Objetivo proposto 1. Reproduza sem alterações as linhas dos registros abaixo, da linha que contém "rollout-collapse-icon: - xyxy=(14,52,17,60)" até a linha que contém "frame-app-icon xyxy=(361,4,368,11)", incluindo ambas.

━━━━━ Trecho fornecido ━━━━━

O que é bossa nova? Bossa nova é mais Greenwich Village do que 52nd Street; é mais uma chuva fina olhada através da janela de um modesto hotel de 46th Street que um rubro poente sobre a ilha de Manhattan, visto do Empire State Building. Bossa nova - para citar esse grande new yorker que foi o poeta Jayme Ovalle, é mais a namorada que abre a luz do quarto para dizer que está, mas não vem, que a loura bonita num casaco de mink que se leva para dançar no El Moroco. Bossa nova é mais a estrela da tarde quando brilha sozinha no crepúsculo, entre dois arranha-céus, que todo um céu constelado entrevisto de um alto terraço em Hyde Park. Bossa nova é mais uma moça triste atravessando a Broadway quando já se apagam suas luzes, que o Great Highway tumultuado em que todas as raças se cruzam e todas as impiedades são permitidas. Bossa nova é mais a solidão de uma rua de Ipanema que a agitação comercial de Copacabana. Bossa nova é mais um olhar que um beijo; mais uma ternura que uma paixão; mais um recado que uma mensagem. Bossa nova é o canto puro e solitário de João Gilberto eternamente trancado em seu apartamento, buscando uma harmonia cada vez mais extremada e simples nas cordas de seu violão e uma emissão cada vez mais perfeita para os sons e palavras de sua canção.

━━━━━ Dados a processar ━━━━━

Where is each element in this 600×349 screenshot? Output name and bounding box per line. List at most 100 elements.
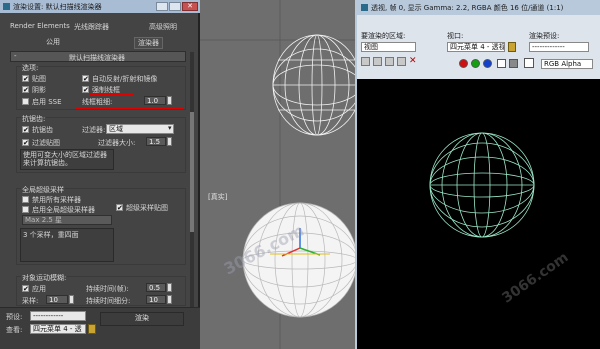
rollout-collapse-icon: - xyxy=(14,52,17,60)
viewport-area[interactable]: [真实] 3066.com xyxy=(200,0,362,349)
copy-image-icon[interactable] xyxy=(373,57,382,66)
channel-dropdown[interactable]: RGB Alpha xyxy=(541,59,593,69)
render-setup-dialog: 渲染设置: 默认扫描线渲染器 ✕ Render Elements 光线跟踪器 高… xyxy=(0,0,200,349)
wire-thickness-field[interactable]: 1.0 xyxy=(144,96,166,105)
filter-maps-checkbox[interactable] xyxy=(22,139,29,146)
clear-icon[interactable]: ✕ xyxy=(409,56,417,66)
motion-blur-apply-label: 应用 xyxy=(32,285,46,293)
supersample-maps-label: 超级采样贴图 xyxy=(126,204,168,212)
frame-app-icon xyxy=(361,4,368,11)
filter-description: 使用可变大小的区域过滤器来计算抗锯齿。 xyxy=(23,151,107,167)
maps-checkbox[interactable] xyxy=(22,75,29,82)
viewport-label[interactable]: [真实] xyxy=(208,192,227,202)
render-setup-title: 渲染设置: 默认扫描线渲染器 xyxy=(13,3,102,11)
close-button[interactable]: ✕ xyxy=(182,2,198,11)
print-image-icon[interactable] xyxy=(397,57,406,66)
viewport-lock-icon[interactable] xyxy=(508,42,516,52)
scrollbar-thumb[interactable] xyxy=(190,112,194,232)
filter-maps-label: 过滤贴图 xyxy=(32,139,60,147)
render-button[interactable]: 渲染 xyxy=(100,312,184,326)
subdiv-spinner[interactable] xyxy=(167,295,172,304)
force-wire-checkbox[interactable] xyxy=(82,86,89,93)
filter-label: 过滤器: xyxy=(82,126,106,134)
samples-label: 采样: xyxy=(22,297,39,305)
frame-toolbar: 要渲染的区域: 视图 视口: 四元菜单 4 - 透视 渲染预设: -------… xyxy=(357,15,600,79)
mono-toggle[interactable] xyxy=(509,59,518,68)
enable-sse-label: 启用 SSE xyxy=(32,98,62,106)
filter-description-box: 使用可变大小的区域过滤器来计算抗锯齿。 xyxy=(20,149,114,170)
color-swatch[interactable] xyxy=(524,58,534,68)
tabs-row-2: 公用 渲染器 xyxy=(4,36,190,49)
rendered-frame-window: 透视, 帧 0, 显示 Gamma: 2.2, RGBA 颜色 16 位/通道 … xyxy=(355,0,600,349)
wire-thickness-spinner[interactable] xyxy=(167,96,172,105)
frame-title: 透视, 帧 0, 显示 Gamma: 2.2, RGBA 颜色 16 位/通道 … xyxy=(371,4,564,12)
tab-advanced-lighting[interactable]: 高级照明 xyxy=(149,22,177,32)
subdiv-label: 持续时间细分: xyxy=(86,297,131,305)
minimize-button[interactable] xyxy=(156,2,168,11)
shadows-checkbox[interactable] xyxy=(22,86,29,93)
render-preset-label: 渲染预设: xyxy=(529,32,560,40)
save-image-icon[interactable] xyxy=(361,57,370,66)
frame-titlebar[interactable]: 透视, 帧 0, 显示 Gamma: 2.2, RGBA 颜色 16 位/通道 … xyxy=(357,0,600,15)
tab-raytracer[interactable]: 光线跟踪器 xyxy=(74,22,109,32)
enable-sse-checkbox[interactable] xyxy=(22,98,29,105)
auto-reflect-checkbox[interactable] xyxy=(82,75,89,82)
preset-dropdown[interactable]: ------------ xyxy=(30,311,86,321)
disable-all-samplers-checkbox[interactable] xyxy=(22,196,29,203)
alpha-channel-toggle[interactable] xyxy=(497,59,506,68)
maps-label: 贴图 xyxy=(32,75,46,83)
wire-thickness-underline xyxy=(76,107,184,109)
area-dropdown[interactable]: 视图 xyxy=(361,42,416,52)
filter-size-spinner[interactable] xyxy=(167,137,172,146)
motion-blur-header: 对象运动模糊: xyxy=(21,273,68,283)
global-supersampling-header: 全局超级采样 xyxy=(21,185,65,195)
duration-field[interactable]: 0.5 xyxy=(146,283,166,292)
render-setup-scrollbar[interactable] xyxy=(190,52,194,312)
filter-size-field[interactable]: 1.5 xyxy=(146,137,166,146)
tab-renderer[interactable]: 渲染器 xyxy=(134,37,163,49)
filter-size-label: 过滤器大小: xyxy=(98,139,136,147)
duration-label: 持续时间(帧): xyxy=(86,285,129,293)
filter-dropdown[interactable]: 区域 xyxy=(106,124,174,134)
enable-global-checkbox[interactable] xyxy=(22,206,29,213)
samples-spinner[interactable] xyxy=(69,295,74,304)
filter-dropdown-arrow: ▾ xyxy=(168,124,172,132)
render-preset-dropdown[interactable]: ------------- xyxy=(529,42,589,52)
blue-channel-dot[interactable] xyxy=(483,59,492,68)
lock-icon[interactable] xyxy=(88,324,96,334)
view-dropdown[interactable]: 四元菜单 4 - 透 xyxy=(30,324,86,334)
top-wire-sphere xyxy=(272,34,362,136)
tab-common[interactable]: 公用 xyxy=(46,37,60,47)
rendered-wire-sphere xyxy=(429,132,535,238)
sampler-dropdown[interactable]: Max 2.5 星 xyxy=(22,215,112,225)
wire-thickness-label: 线框粗细: xyxy=(82,98,113,106)
force-wire-underline xyxy=(90,94,134,96)
sampler-description: 3 个采样，重四面 xyxy=(23,231,79,239)
duration-spinner[interactable] xyxy=(167,283,172,292)
antialiasing-header: 抗锯齿: xyxy=(21,114,47,124)
area-label: 要渲染的区域: xyxy=(361,32,406,40)
antialias-label: 抗锯齿 xyxy=(32,126,53,134)
tabs-row-1: Render Elements 光线跟踪器 高级照明 xyxy=(4,22,190,32)
red-channel-dot[interactable] xyxy=(459,59,468,68)
viewport-dropdown[interactable]: 四元菜单 4 - 透视 xyxy=(447,42,505,52)
preset-label: 预设: xyxy=(6,313,23,321)
maximize-button[interactable] xyxy=(169,2,181,11)
subdiv-field[interactable]: 10 xyxy=(146,295,166,304)
rollout-title: 默认扫描线渲染器 xyxy=(69,54,125,62)
view-label: 查看: xyxy=(6,326,23,334)
disable-all-samplers-label: 禁用所有采样器 xyxy=(32,196,81,204)
antialias-checkbox[interactable] xyxy=(22,126,29,133)
rollout-header[interactable]: - 默认扫描线渲染器 xyxy=(10,51,186,62)
motion-blur-apply-checkbox[interactable] xyxy=(22,285,29,292)
render-setup-titlebar[interactable]: 渲染设置: 默认扫描线渲染器 ✕ xyxy=(0,0,200,13)
enable-global-label: 启用全局超级采样器 xyxy=(32,206,95,214)
clone-frame-icon[interactable] xyxy=(385,57,394,66)
supersample-maps-checkbox[interactable] xyxy=(116,204,123,211)
green-channel-dot[interactable] xyxy=(471,59,480,68)
options-header: 选项: xyxy=(21,63,40,73)
app-icon xyxy=(3,3,10,10)
frame-watermark: 3066.com xyxy=(499,249,572,307)
samples-field[interactable]: 10 xyxy=(46,295,68,304)
tab-render-elements[interactable]: Render Elements xyxy=(10,22,70,30)
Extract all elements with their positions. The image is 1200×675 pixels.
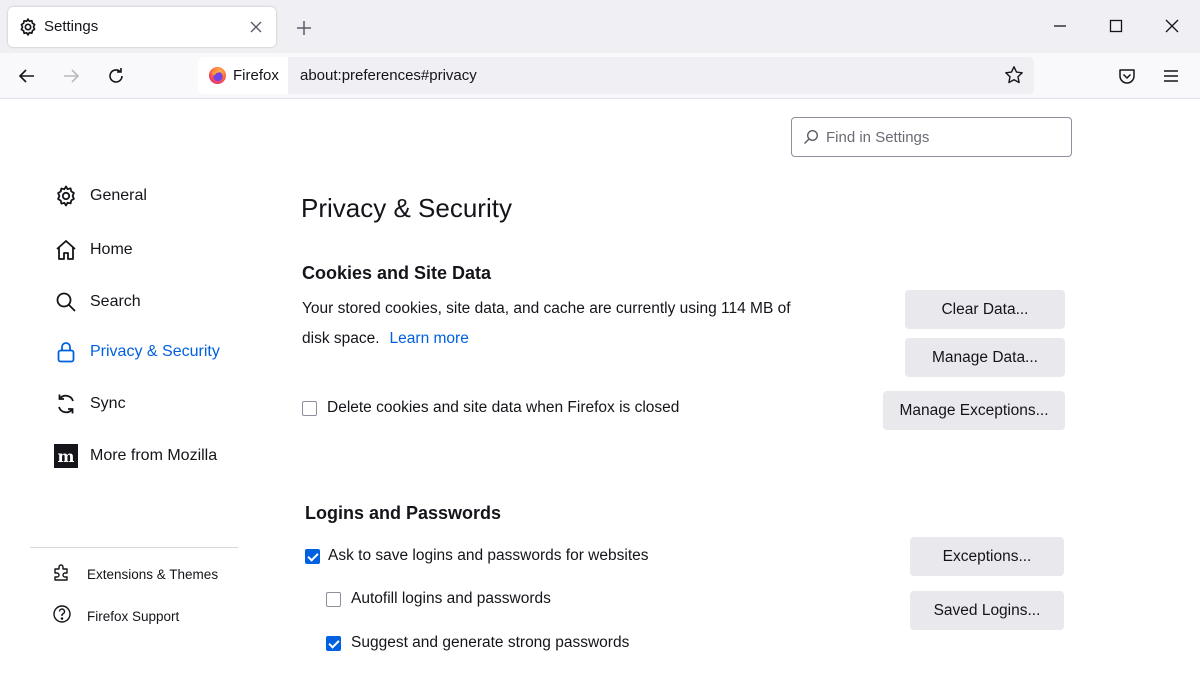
new-tab-button[interactable] [292,16,316,40]
logins-heading: Logins and Passwords [305,503,502,523]
help-icon [52,604,72,629]
suggest-strong-passwords-option[interactable]: Suggest and generate strong passwords [326,632,629,654]
clear-data-button[interactable]: Clear Data... [905,290,1065,329]
autofill-logins-checkbox[interactable] [326,591,341,607]
delete-cookies-on-close-option[interactable]: Delete cookies and site data when Firefo… [302,397,679,419]
tab-strip: Settings [0,0,1200,53]
sidebar-item-extensions-themes[interactable]: Extensions & Themes [52,562,218,587]
maximize-button[interactable] [1104,14,1128,38]
autofill-logins-option[interactable]: Autofill logins and passwords [326,588,551,610]
gear-icon [54,184,78,208]
mozilla-icon: m [54,444,78,468]
learn-more-link[interactable]: Learn more [390,330,469,347]
tab-title: Settings [44,18,99,35]
settings-search[interactable] [791,117,1072,157]
url-bar[interactable]: Firefox about:preferences#privacy [198,57,1034,94]
sidebar-item-label: More from Mozilla [90,447,218,464]
search-icon [54,290,78,314]
firefox-logo-icon [208,66,227,85]
close-window-button[interactable] [1160,14,1184,38]
sync-icon [54,392,78,416]
checkbox-label: Autofill logins and passwords [351,590,551,607]
cookies-heading: Cookies and Site Data [302,263,492,283]
forward-button[interactable] [58,63,84,89]
sidebar-item-label: Home [90,241,133,258]
close-tab-icon[interactable] [246,17,266,37]
ask-to-save-logins-option[interactable]: Ask to save logins and passwords for web… [305,545,649,567]
ask-to-save-logins-checkbox[interactable] [305,548,320,564]
url-text[interactable]: about:preferences#privacy [300,67,477,84]
sidebar-item-more-from-mozilla[interactable]: m More from Mozilla [54,441,217,471]
tab-settings[interactable]: Settings [8,7,276,47]
sidebar-item-label: General [90,187,147,204]
sidebar-item-privacy[interactable]: Privacy & Security [54,337,220,367]
identity-box[interactable]: Firefox [198,57,288,94]
navigation-toolbar: Firefox about:preferences#privacy [0,53,1200,99]
svg-text:m: m [58,447,75,466]
sidebar-divider [30,547,238,548]
menu-icon[interactable] [1158,63,1184,89]
sidebar-item-label: Sync [90,395,126,412]
checkbox-label: Delete cookies and site data when Firefo… [327,399,680,416]
puzzle-icon [52,562,72,587]
saved-logins-button[interactable]: Saved Logins... [910,591,1064,630]
bookmark-star-icon[interactable] [1004,65,1024,85]
cookies-description-text: disk space. [302,330,380,347]
checkbox-label: Ask to save logins and passwords for web… [328,547,649,564]
gear-icon [18,17,38,37]
home-icon [54,238,78,262]
search-input[interactable] [826,126,1061,148]
sidebar-item-home[interactable]: Home [54,235,133,265]
lock-icon [54,340,78,364]
sidebar-item-label: Search [90,293,141,310]
login-exceptions-button[interactable]: Exceptions... [910,537,1064,576]
sidebar-item-sync[interactable]: Sync [54,389,126,419]
delete-cookies-on-close-checkbox[interactable] [302,400,317,416]
manage-data-button[interactable]: Manage Data... [905,338,1065,377]
identity-label: Firefox [233,67,279,84]
sidebar-footer-label: Firefox Support [87,608,180,624]
suggest-strong-passwords-checkbox[interactable] [326,635,341,651]
sidebar-item-search[interactable]: Search [54,287,141,317]
reload-button[interactable] [103,63,129,89]
minimize-button[interactable] [1048,14,1072,38]
manage-exceptions-button[interactable]: Manage Exceptions... [883,391,1065,430]
sidebar-footer-label: Extensions & Themes [87,566,219,582]
cookies-description-line1: Your stored cookies, site data, and cach… [302,300,791,317]
pocket-icon[interactable] [1114,63,1140,89]
page-title: Privacy & Security [301,193,512,223]
search-icon [803,129,819,145]
sidebar-item-label: Privacy & Security [90,343,220,360]
sidebar-item-firefox-support[interactable]: Firefox Support [52,604,179,629]
cookies-description-line2: disk space. Learn more [302,330,469,348]
back-button[interactable] [14,63,40,89]
sidebar-item-general[interactable]: General [54,181,147,211]
checkbox-label: Suggest and generate strong passwords [351,634,630,651]
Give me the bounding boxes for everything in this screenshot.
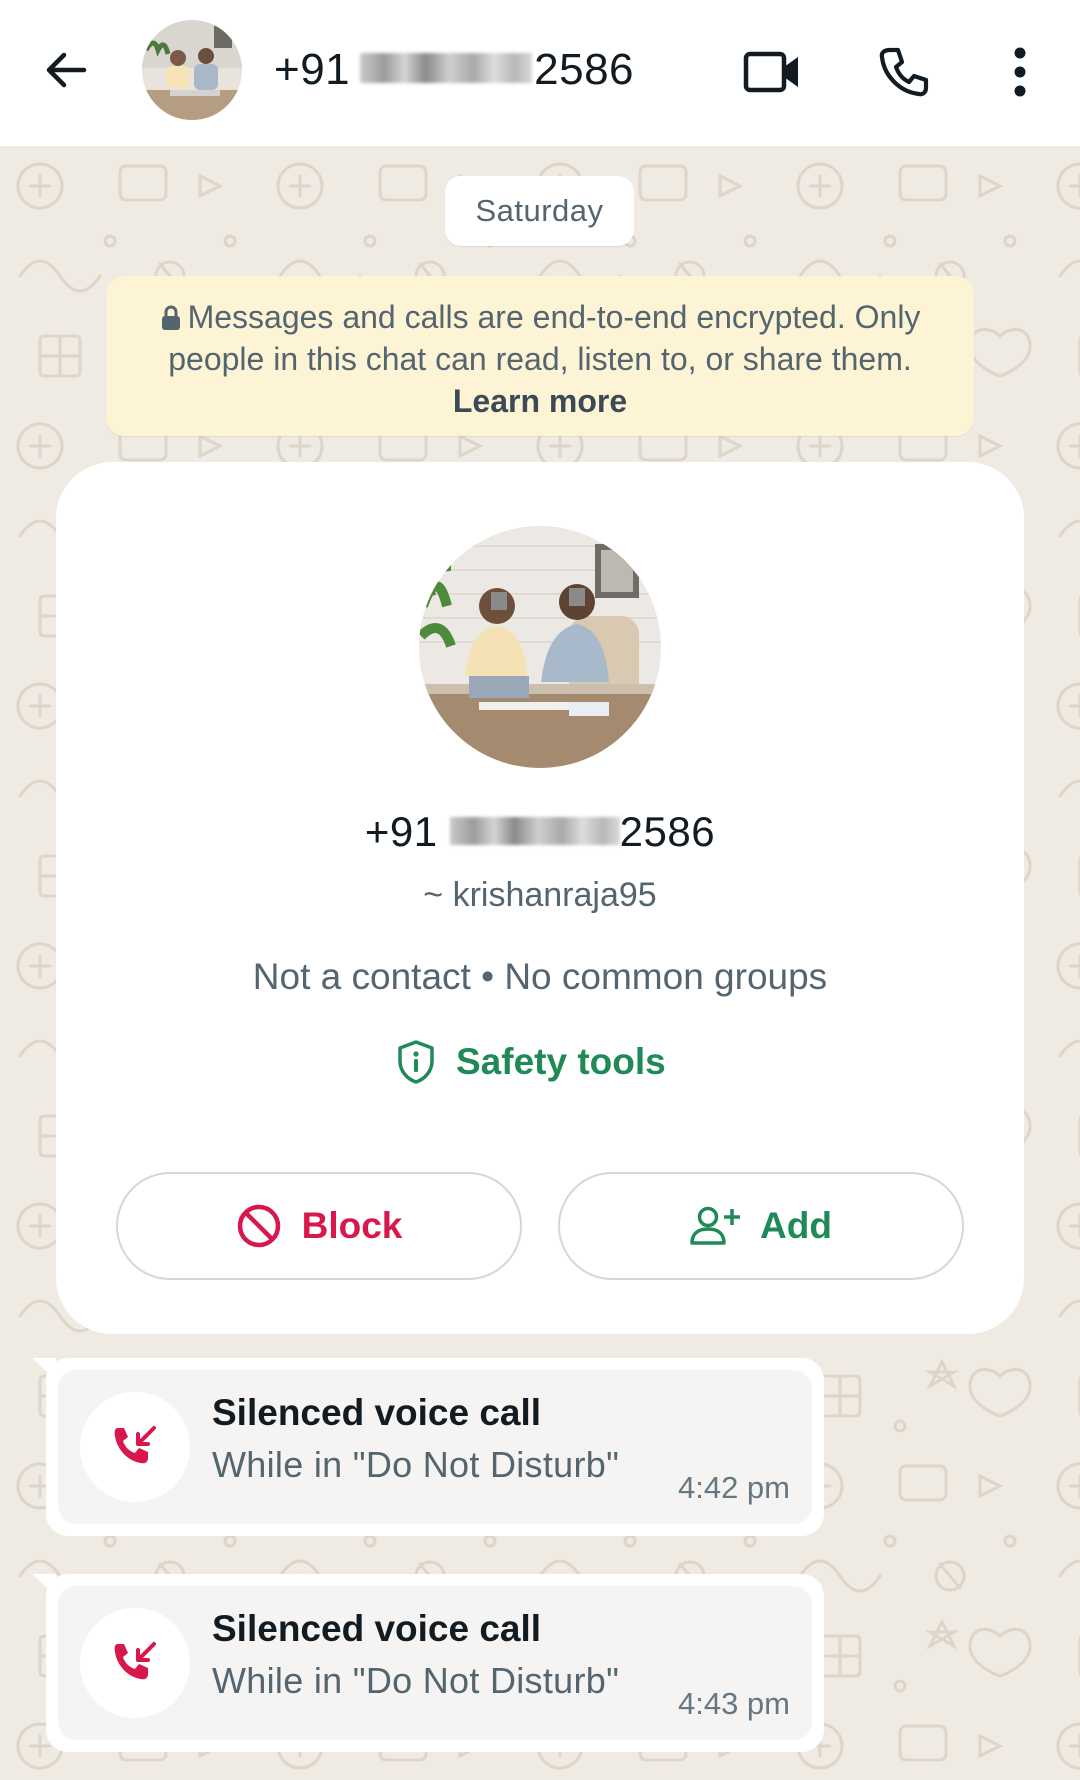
- call-title: Silenced voice call: [212, 1608, 542, 1649]
- call-message-content: Silenced voice call While in "Do Not Dis…: [58, 1586, 812, 1740]
- video-camera-icon: [743, 51, 798, 93]
- redacted-phone-digits: [449, 816, 620, 845]
- contact-info-card: +91 2586 ~ krishanraja95 Not a contact • …: [56, 462, 1024, 1334]
- call-timestamp: 4:43 pm: [677, 1686, 790, 1721]
- encryption-notice[interactable]: Messages and calls are end-to-end encryp…: [106, 276, 974, 436]
- safety-tools-label: Safety tools: [456, 1041, 666, 1082]
- arrow-left-icon: [46, 52, 87, 88]
- add-contact-button[interactable]: Add: [558, 1172, 964, 1280]
- video-call-button[interactable]: [740, 40, 804, 104]
- encryption-notice-text: Messages and calls are end-to-end encryp…: [168, 299, 921, 377]
- add-user-icon: [690, 1206, 741, 1245]
- phone-suffix: 2586: [619, 808, 716, 855]
- contact-phone-number: +91 2586: [56, 806, 1024, 858]
- learn-more-link[interactable]: Learn more: [453, 383, 627, 419]
- call-message[interactable]: Silenced voice call While in "Do Not Dis…: [32, 1358, 824, 1536]
- voice-call-button[interactable]: [872, 40, 936, 104]
- title-prefix: +91: [274, 45, 351, 94]
- chat-header: +91 2586: [0, 0, 1080, 146]
- bubble-tail: [32, 1358, 56, 1380]
- lock-icon: [161, 305, 180, 330]
- profile-photo: [142, 20, 242, 120]
- block-icon: [237, 1204, 280, 1248]
- chat-title[interactable]: +91 2586: [274, 42, 634, 98]
- contact-username: ~ krishanraja95: [423, 876, 657, 914]
- call-subtitle: While in "Do Not Disturb": [212, 1660, 620, 1701]
- call-timestamp: 4:42 pm: [677, 1470, 790, 1505]
- contact-profile-photo[interactable]: [419, 526, 661, 768]
- phone-icon: [879, 47, 929, 97]
- more-vertical-icon: [1014, 47, 1026, 97]
- profile-photo: [419, 526, 661, 768]
- title-suffix: 2586: [534, 45, 635, 94]
- contact-meta: Not a contact • No common groups: [252, 956, 828, 997]
- redacted-phone-digits: [360, 53, 533, 84]
- add-label: Add: [760, 1205, 832, 1246]
- call-subtitle: While in "Do Not Disturb": [212, 1444, 620, 1485]
- back-button[interactable]: [36, 40, 96, 100]
- contact-avatar[interactable]: [142, 20, 242, 120]
- call-title: Silenced voice call: [212, 1392, 542, 1433]
- shield-icon: [398, 1040, 434, 1084]
- block-label: Block: [301, 1205, 403, 1246]
- block-button[interactable]: Block: [116, 1172, 522, 1280]
- missed-call-icon: [114, 1642, 156, 1680]
- call-message[interactable]: Silenced voice call While in "Do Not Dis…: [32, 1574, 824, 1752]
- bubble-tail: [32, 1574, 56, 1596]
- date-separator: Saturday: [445, 176, 634, 246]
- call-message-content: Silenced voice call While in "Do Not Dis…: [58, 1370, 812, 1524]
- missed-call-icon: [114, 1426, 156, 1464]
- call-icon-badge: [80, 1392, 190, 1502]
- call-icon-badge: [80, 1608, 190, 1718]
- phone-prefix: +91: [364, 808, 438, 855]
- safety-tools-link[interactable]: Safety tools: [396, 1032, 666, 1092]
- more-options-button[interactable]: [988, 40, 1052, 104]
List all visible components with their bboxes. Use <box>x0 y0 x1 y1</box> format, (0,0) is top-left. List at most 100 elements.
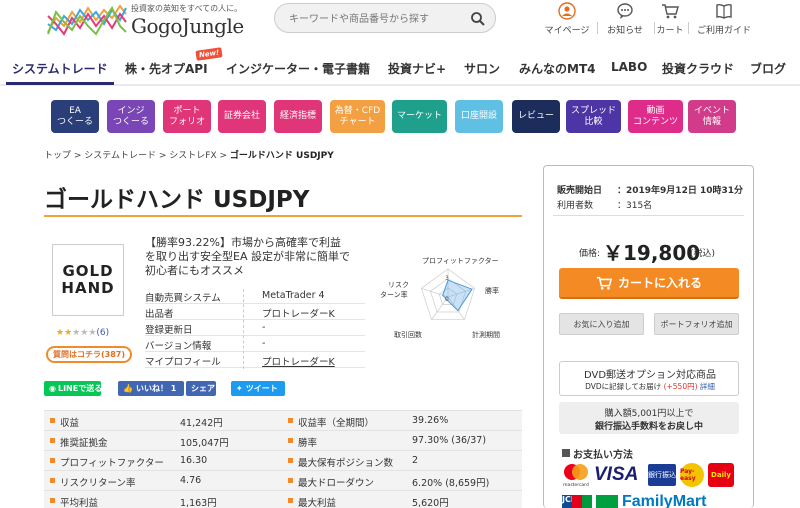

━━━━━

Objetivo proposto 2. No trecho sobre a bossa nova, em que lugar João Gilberto está eternamente trancado?

Resposta 1.
rollout-collapse-icon: - xyxy=(14,52,17,60)
viewport-area[interactable]: [真实] 3066.com xyxy=(200,0,362,349)
copy-image-icon[interactable] xyxy=(373,57,382,66)
channel-dropdown[interactable]: RGB Alpha xyxy=(541,59,593,69)
render-setup-dialog: 渲染设置: 默认扫描线渲染器 ✕ Render Elements 光线跟踪器 高… xyxy=(0,0,200,349)
wire-thickness-field[interactable]: 1.0 xyxy=(144,96,166,105)
filter-maps-checkbox[interactable] xyxy=(22,139,29,146)
clear-icon[interactable]: ✕ xyxy=(409,56,417,66)
motion-blur-apply-label: 应用 xyxy=(32,285,46,293)
supersample-maps-label: 超级采样贴图 xyxy=(126,204,168,212)
frame-app-icon xyxy=(361,4,368,11)

Resposta 2. Em seu apartamento.